● SET EXERCISE: Work through the material below line by line and say how many lines include the word "ресурсного". Only the number, please.

※

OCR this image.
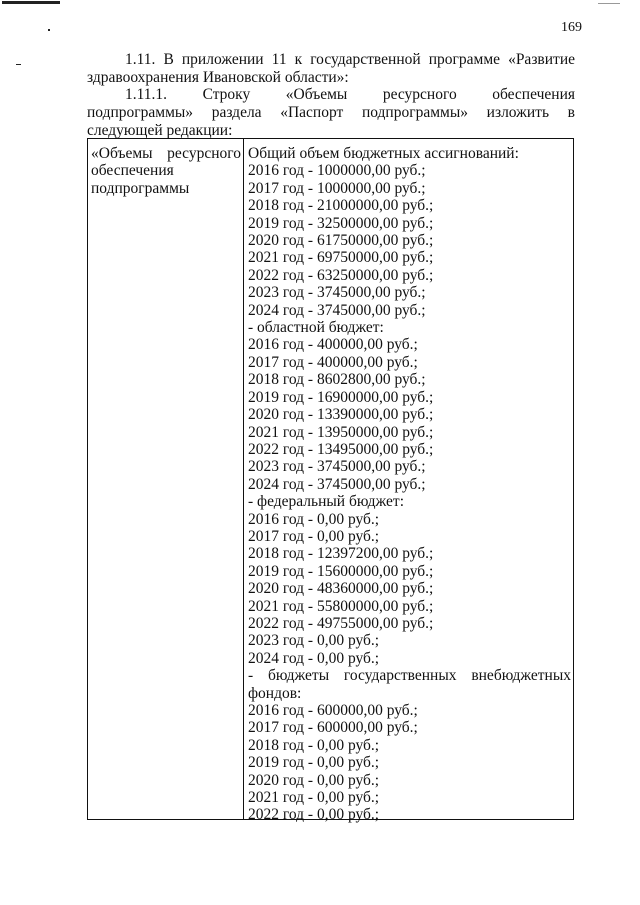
169
1.11. В приложении 11 к государственной программе «Развитие
здравоохранения Ивановской области»:
1.11.1. Строку «Объемы ресурсного обеспечения
подпрограммы» раздела «Паспорт подпрограммы» изложить в следующей редакции:
«Объемы ресурсного
обеспечения
подпрограммы
Общий объем бюджетных ассигнований:
2016 год - 1000000,00 руб.;
2017 год - 1000000,00 руб.;
2018 год - 21000000,00 руб.;
2019 год - 32500000,00 руб.;
2020 год - 61750000,00 руб.;
2021 год - 69750000,00 руб.;
2022 год - 63250000,00 руб.;
2023 год - 3745000,00 руб.;
2024 год - 3745000,00 руб.;
- областной бюджет:
2016 год - 400000,00 руб.;
2017 год - 400000,00 руб.;
2018 год - 8602800,00 руб.;
2019 год - 16900000,00 руб.;
2020 год - 13390000,00 руб.;
2021 год - 13950000,00 руб.;
2022 год - 13495000,00 руб.;
2023 год - 3745000,00 руб.;
2024 год - 3745000,00 руб.;
- федеральный бюджет:
2016 год - 0,00 руб.;
2017 год - 0,00 руб.;
2018 год - 12397200,00 руб.;
2019 год - 15600000,00 руб.;
2020 год - 48360000,00 руб.;
2021 год - 55800000,00 руб.;
2022 год - 49755000,00 руб.;
2023 год - 0,00 руб.;
2024 год - 0,00 руб.;
- бюджеты государственных внебюджетных
фондов:
2016 год - 600000,00 руб.;
2017 год - 600000,00 руб.;
2018 год - 0,00 руб.;
2019 год - 0,00 руб.;
2020 год - 0,00 руб.;
2021 год - 0,00 руб.;
2022 год - 0,00 руб.;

※

● OUTPUT: 2